+++ SUPPLIED DATA +++

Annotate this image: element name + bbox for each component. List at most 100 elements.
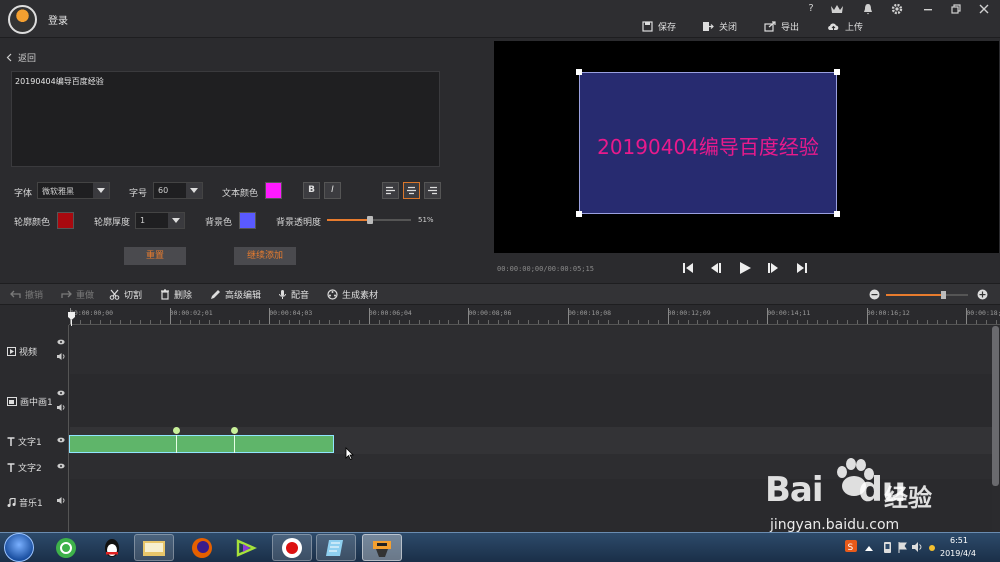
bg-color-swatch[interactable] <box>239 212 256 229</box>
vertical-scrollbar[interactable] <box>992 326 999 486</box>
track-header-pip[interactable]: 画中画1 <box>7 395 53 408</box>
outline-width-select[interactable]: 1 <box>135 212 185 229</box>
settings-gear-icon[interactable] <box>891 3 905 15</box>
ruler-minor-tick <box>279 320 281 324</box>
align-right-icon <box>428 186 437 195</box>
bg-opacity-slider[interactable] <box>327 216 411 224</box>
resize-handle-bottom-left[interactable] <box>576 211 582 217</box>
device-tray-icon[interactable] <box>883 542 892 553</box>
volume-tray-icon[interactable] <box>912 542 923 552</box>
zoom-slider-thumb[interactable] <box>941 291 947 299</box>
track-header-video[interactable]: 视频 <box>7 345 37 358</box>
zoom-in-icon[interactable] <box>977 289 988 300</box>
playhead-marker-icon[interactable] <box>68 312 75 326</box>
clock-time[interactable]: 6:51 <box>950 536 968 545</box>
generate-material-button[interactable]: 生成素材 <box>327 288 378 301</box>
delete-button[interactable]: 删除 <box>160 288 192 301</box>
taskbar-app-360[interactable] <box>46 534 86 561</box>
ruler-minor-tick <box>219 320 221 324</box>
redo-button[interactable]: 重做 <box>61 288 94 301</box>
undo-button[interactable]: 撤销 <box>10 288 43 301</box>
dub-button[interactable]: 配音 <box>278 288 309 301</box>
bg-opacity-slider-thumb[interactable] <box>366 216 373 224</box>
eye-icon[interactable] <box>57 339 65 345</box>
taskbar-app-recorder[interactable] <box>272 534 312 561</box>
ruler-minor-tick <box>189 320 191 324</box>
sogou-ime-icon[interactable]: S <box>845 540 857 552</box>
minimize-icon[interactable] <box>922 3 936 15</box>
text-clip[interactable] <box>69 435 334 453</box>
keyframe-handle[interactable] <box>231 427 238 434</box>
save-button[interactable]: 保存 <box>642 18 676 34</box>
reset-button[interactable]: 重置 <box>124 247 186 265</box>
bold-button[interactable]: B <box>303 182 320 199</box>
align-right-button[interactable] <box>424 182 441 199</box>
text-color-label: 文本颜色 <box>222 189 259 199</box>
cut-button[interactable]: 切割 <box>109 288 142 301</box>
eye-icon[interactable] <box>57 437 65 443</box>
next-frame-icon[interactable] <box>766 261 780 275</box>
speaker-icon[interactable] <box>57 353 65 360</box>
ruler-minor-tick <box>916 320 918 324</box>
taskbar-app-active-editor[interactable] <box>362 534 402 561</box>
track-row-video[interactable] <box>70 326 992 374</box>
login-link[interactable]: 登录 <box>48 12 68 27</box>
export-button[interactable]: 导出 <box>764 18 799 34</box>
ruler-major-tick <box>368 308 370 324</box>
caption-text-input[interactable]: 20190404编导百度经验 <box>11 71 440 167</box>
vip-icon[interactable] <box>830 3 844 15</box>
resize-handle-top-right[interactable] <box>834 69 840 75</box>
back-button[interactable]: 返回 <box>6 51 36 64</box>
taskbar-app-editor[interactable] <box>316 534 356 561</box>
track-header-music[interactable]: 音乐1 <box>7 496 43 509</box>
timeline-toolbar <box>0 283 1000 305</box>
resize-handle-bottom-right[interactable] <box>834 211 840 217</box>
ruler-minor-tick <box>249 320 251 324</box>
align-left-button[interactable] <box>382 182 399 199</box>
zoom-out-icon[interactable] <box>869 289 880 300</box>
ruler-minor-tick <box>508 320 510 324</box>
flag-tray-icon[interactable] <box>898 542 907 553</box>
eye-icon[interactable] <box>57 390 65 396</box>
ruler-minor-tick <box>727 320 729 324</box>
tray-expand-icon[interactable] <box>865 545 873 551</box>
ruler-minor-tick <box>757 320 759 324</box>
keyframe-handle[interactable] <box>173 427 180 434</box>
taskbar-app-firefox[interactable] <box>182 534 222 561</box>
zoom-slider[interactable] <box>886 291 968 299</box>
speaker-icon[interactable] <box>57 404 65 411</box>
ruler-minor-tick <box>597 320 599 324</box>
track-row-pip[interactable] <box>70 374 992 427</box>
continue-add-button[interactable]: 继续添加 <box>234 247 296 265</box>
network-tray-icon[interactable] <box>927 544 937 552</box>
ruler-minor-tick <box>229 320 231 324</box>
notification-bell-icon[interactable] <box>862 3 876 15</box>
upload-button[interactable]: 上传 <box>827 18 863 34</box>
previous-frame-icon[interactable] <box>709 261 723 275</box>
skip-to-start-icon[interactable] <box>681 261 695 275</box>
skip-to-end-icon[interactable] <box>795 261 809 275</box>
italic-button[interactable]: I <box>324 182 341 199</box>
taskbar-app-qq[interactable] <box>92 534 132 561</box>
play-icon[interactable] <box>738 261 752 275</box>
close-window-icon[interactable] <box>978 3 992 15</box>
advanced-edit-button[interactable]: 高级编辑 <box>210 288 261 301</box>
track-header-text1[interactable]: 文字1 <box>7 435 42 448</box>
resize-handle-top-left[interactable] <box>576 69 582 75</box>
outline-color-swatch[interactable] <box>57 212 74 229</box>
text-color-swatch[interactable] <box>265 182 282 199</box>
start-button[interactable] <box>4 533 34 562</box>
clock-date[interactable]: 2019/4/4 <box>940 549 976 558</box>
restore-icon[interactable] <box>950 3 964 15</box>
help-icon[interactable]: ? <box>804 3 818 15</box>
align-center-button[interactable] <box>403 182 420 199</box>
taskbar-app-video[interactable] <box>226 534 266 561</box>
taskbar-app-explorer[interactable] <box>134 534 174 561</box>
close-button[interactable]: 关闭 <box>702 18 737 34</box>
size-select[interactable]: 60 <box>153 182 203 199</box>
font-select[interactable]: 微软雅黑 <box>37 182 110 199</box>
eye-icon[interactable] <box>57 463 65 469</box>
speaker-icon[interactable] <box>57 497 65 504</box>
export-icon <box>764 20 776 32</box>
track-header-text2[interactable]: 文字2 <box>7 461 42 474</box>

+++
+++ SUPPLIED DATA +++

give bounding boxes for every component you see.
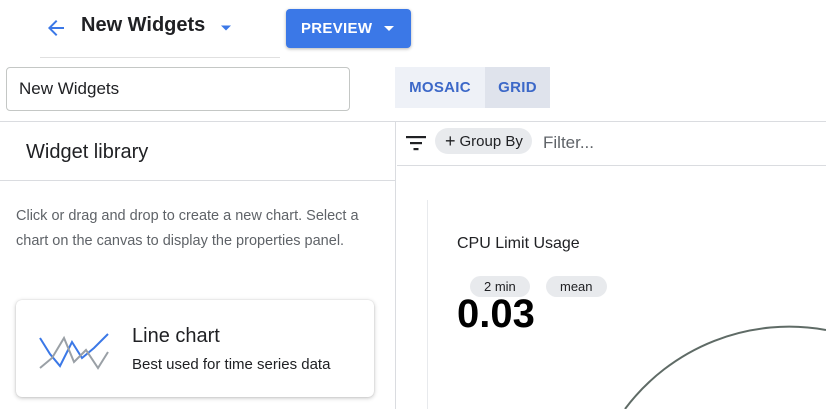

+++

## [EXERCISE AIM]
Copy the lines starting at the one containing "Annotate this image: element" and ending at the one containing "bg-opacity-slider[interactable] <box>327 216", leaving out the pictures.

## [COMPLETE ANSWER]
Annotate this image: element name + bbox for each component. List at most 100 elements.
bg-color-swatch[interactable] <box>239 212 256 229</box>
vertical-scrollbar[interactable] <box>992 326 999 486</box>
track-header-pip[interactable]: 画中画1 <box>7 395 53 408</box>
outline-width-select[interactable]: 1 <box>135 212 185 229</box>
settings-gear-icon[interactable] <box>891 3 905 15</box>
ruler-minor-tick <box>279 320 281 324</box>
align-right-icon <box>428 186 437 195</box>
bg-opacity-slider[interactable] <box>327 216 411 224</box>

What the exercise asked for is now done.